### Written request
From the listing below, copy every line with the word "body".
--- start of Data for processing ---
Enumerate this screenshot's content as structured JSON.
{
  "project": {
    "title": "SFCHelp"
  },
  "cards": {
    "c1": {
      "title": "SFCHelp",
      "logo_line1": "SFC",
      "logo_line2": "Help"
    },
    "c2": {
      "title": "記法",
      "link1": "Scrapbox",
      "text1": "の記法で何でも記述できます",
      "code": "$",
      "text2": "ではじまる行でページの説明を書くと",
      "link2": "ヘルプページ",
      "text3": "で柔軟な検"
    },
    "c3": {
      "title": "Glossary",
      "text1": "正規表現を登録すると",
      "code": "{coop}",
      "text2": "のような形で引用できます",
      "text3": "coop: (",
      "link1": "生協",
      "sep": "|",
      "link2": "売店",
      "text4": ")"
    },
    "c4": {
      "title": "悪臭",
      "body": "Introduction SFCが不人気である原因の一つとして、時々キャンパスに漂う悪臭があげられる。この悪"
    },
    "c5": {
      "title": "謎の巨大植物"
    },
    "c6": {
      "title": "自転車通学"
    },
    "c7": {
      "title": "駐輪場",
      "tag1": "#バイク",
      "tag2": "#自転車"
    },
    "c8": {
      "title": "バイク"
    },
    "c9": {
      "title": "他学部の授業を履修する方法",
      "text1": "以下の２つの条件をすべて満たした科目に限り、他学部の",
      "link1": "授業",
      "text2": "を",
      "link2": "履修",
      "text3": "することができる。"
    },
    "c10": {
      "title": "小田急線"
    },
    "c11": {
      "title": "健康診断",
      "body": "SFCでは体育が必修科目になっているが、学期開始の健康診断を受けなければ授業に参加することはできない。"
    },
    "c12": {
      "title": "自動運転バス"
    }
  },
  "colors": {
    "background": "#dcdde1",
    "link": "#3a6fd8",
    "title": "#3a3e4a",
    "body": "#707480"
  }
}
--- end of Data for processing ---
--- start of Data for processing ---
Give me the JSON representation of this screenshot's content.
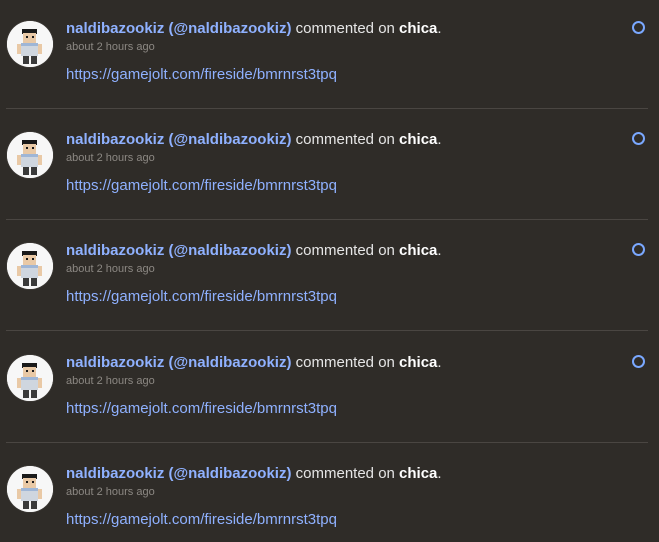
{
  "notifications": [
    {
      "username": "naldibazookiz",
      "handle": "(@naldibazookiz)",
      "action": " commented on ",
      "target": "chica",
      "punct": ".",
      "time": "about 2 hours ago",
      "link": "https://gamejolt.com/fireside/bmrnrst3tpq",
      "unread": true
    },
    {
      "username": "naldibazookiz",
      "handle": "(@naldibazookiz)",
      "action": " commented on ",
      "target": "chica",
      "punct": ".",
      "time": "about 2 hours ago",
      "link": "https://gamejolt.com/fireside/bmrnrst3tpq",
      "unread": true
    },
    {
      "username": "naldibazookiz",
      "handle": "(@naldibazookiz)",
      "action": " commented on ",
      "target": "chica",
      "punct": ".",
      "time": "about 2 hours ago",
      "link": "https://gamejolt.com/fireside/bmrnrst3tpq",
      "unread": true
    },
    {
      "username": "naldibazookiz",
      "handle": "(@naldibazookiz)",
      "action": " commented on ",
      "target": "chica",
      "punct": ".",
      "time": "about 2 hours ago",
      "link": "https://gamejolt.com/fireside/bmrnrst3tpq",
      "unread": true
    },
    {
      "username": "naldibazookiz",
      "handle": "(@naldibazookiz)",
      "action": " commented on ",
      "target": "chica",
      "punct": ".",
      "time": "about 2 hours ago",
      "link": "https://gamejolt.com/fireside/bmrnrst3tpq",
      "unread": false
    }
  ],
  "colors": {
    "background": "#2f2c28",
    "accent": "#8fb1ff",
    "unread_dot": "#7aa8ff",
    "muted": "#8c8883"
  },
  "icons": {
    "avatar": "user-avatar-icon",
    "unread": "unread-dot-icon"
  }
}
--- end of Data for processing ---
--- start of Data for processing ---
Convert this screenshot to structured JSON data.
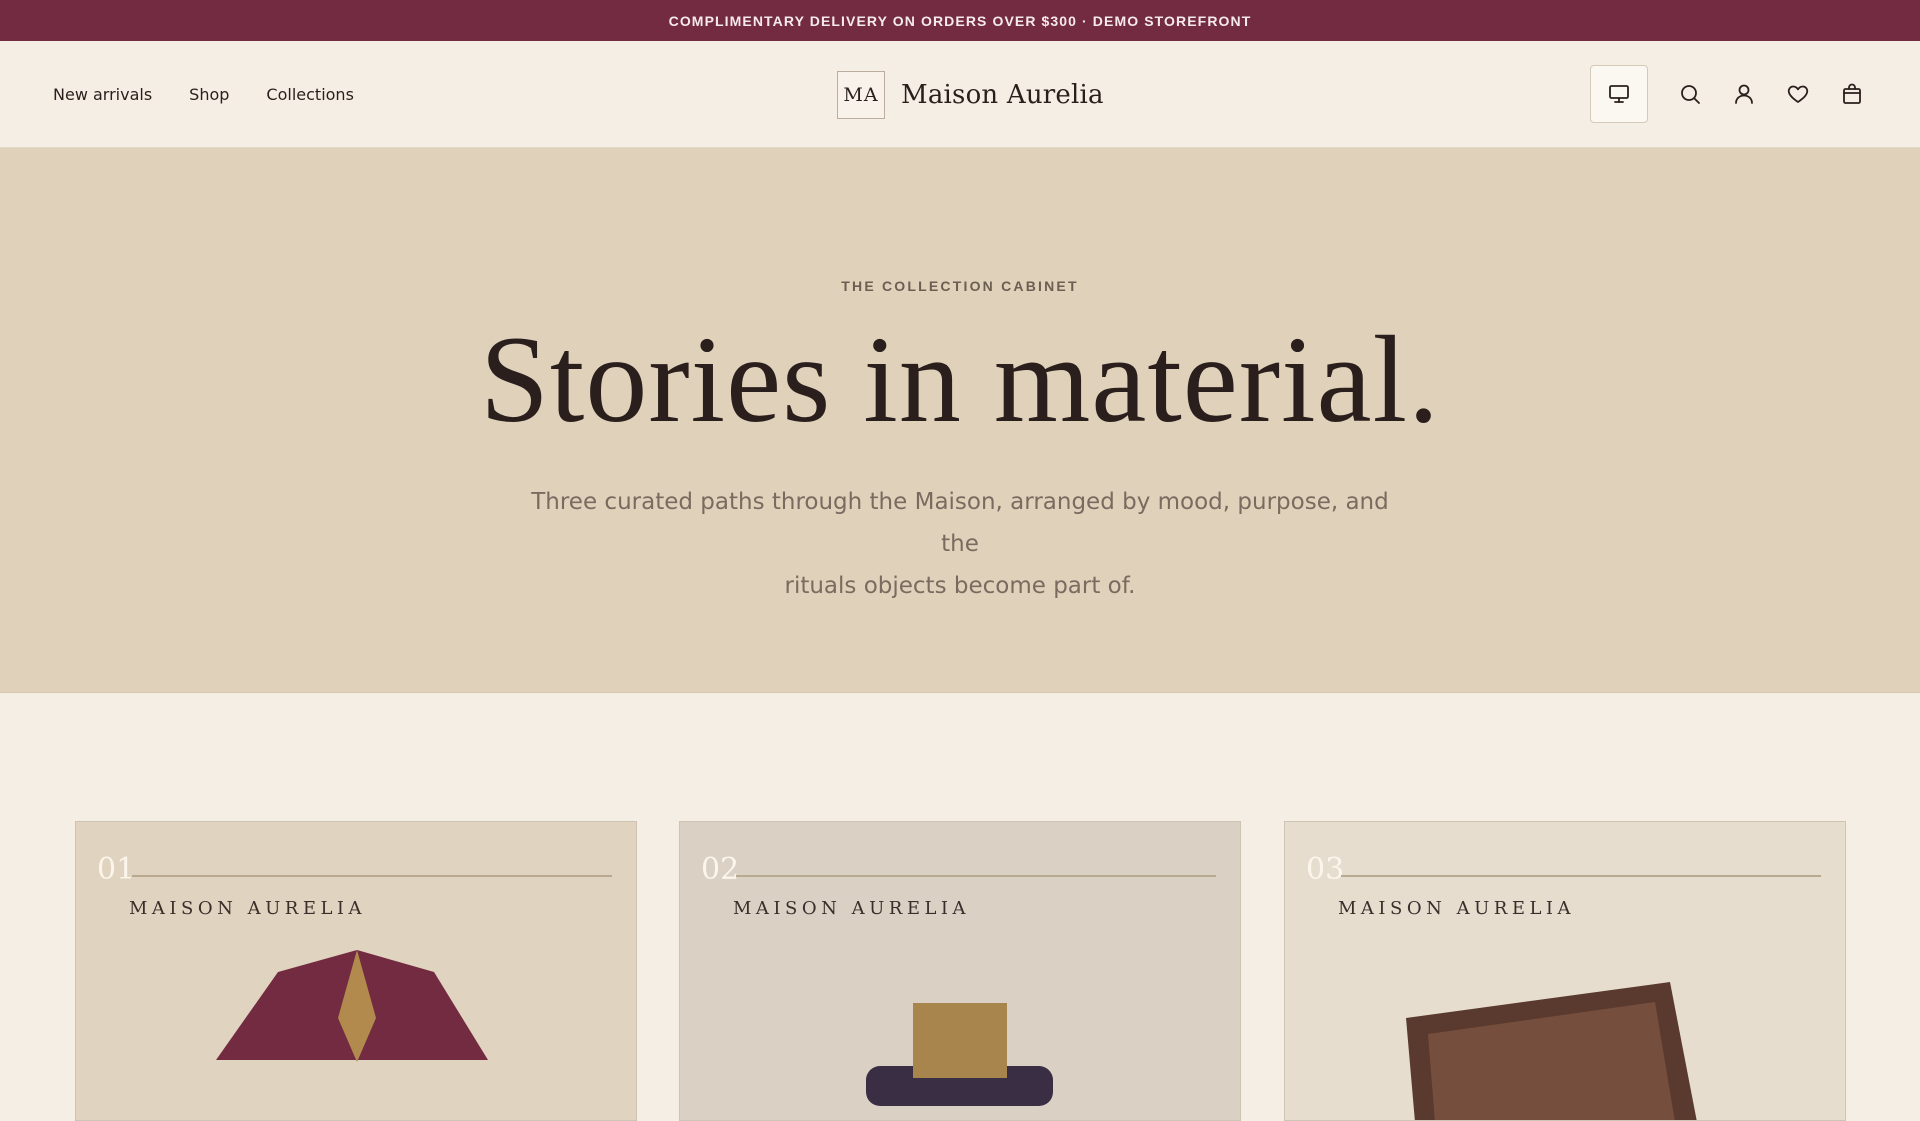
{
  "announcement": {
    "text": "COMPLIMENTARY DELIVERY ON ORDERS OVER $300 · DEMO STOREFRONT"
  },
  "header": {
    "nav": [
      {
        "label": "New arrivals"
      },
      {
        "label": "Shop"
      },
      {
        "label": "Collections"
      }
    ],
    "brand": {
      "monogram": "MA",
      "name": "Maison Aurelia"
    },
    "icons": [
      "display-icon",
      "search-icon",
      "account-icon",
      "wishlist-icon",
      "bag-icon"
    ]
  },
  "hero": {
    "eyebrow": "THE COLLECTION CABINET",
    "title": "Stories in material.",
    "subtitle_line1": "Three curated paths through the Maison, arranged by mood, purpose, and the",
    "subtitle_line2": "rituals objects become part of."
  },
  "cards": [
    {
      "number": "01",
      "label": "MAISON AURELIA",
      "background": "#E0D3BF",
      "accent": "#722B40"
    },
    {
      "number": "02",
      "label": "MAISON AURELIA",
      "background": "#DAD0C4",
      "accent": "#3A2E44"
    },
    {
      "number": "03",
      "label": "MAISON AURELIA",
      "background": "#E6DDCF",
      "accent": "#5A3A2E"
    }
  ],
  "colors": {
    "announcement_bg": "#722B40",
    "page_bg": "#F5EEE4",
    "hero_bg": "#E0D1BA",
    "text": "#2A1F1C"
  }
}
--- end of Data for processing ---
### Written response
      "body": "Introduction SFCが不人気である原因の一つとして、時々キャンパスに漂う悪臭があげられる。この悪"
      "body": "SFCでは体育が必修科目になっているが、学期開始の健康診断を受けなければ授業に参加することはできない。"
    "body": "#707480"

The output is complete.